- AVAILABLE DATA
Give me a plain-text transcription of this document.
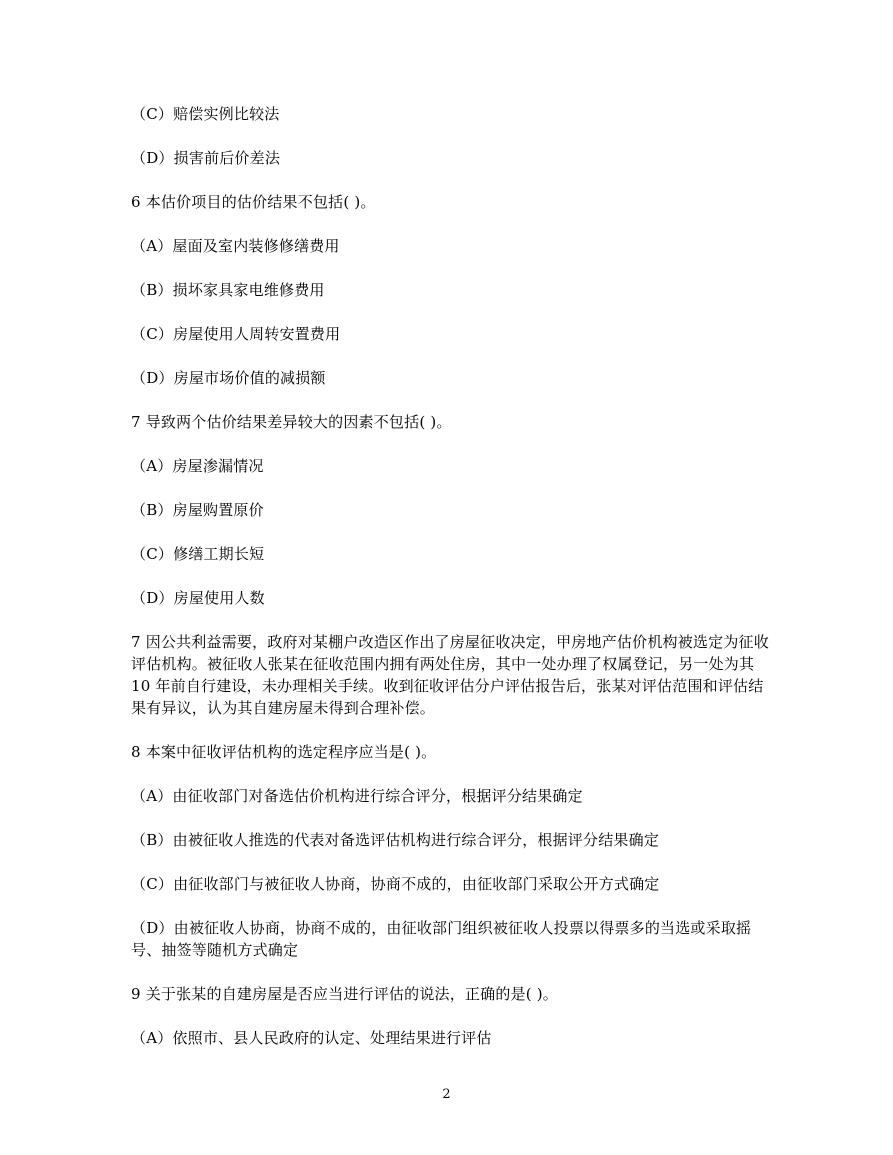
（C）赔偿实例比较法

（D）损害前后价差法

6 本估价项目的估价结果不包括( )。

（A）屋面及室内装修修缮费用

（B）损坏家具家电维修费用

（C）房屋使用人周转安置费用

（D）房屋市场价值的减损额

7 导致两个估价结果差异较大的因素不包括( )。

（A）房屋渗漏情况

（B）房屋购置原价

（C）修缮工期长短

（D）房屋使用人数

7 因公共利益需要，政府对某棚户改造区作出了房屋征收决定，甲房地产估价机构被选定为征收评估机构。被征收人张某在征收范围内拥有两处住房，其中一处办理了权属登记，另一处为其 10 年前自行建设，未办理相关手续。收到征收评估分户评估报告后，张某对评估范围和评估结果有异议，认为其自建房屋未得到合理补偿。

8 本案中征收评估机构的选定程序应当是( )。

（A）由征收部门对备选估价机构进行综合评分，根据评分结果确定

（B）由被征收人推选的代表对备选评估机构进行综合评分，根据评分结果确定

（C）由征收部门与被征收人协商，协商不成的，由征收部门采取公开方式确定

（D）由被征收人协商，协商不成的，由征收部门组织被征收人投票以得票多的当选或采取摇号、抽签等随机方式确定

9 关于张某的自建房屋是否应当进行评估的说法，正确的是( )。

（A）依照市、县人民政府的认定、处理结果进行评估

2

- WRITTEN EXERCISE
Your task is to retype all the entries exactly and leave out any pictures.

- FULL SOLUTION
Give me a plain-text transcription of this document.
（C）赔偿实例比较法

（D）损害前后价差法

6 本估价项目的估价结果不包括( )。

（A）屋面及室内装修修缮费用

（B）损坏家具家电维修费用

（C）房屋使用人周转安置费用

（D）房屋市场价值的减损额

7 导致两个估价结果差异较大的因素不包括( )。

（A）房屋渗漏情况

（B）房屋购置原价

（C）修缮工期长短

（D）房屋使用人数

7 因公共利益需要，政府对某棚户改造区作出了房屋征收决定，甲房地产估价机构被选定为征收评估机构。被征收人张某在征收范围内拥有两处住房，其中一处办理了权属登记，另一处为其 10 年前自行建设，未办理相关手续。收到征收评估分户评估报告后，张某对评估范围和评估结果有异议，认为其自建房屋未得到合理补偿。

8 本案中征收评估机构的选定程序应当是( )。

（A）由征收部门对备选估价机构进行综合评分，根据评分结果确定

（B）由被征收人推选的代表对备选评估机构进行综合评分，根据评分结果确定

（C）由征收部门与被征收人协商，协商不成的，由征收部门采取公开方式确定

（D）由被征收人协商，协商不成的，由征收部门组织被征收人投票以得票多的当选或采取摇号、抽签等随机方式确定

9 关于张某的自建房屋是否应当进行评估的说法，正确的是( )。

（A）依照市、县人民政府的认定、处理结果进行评估

2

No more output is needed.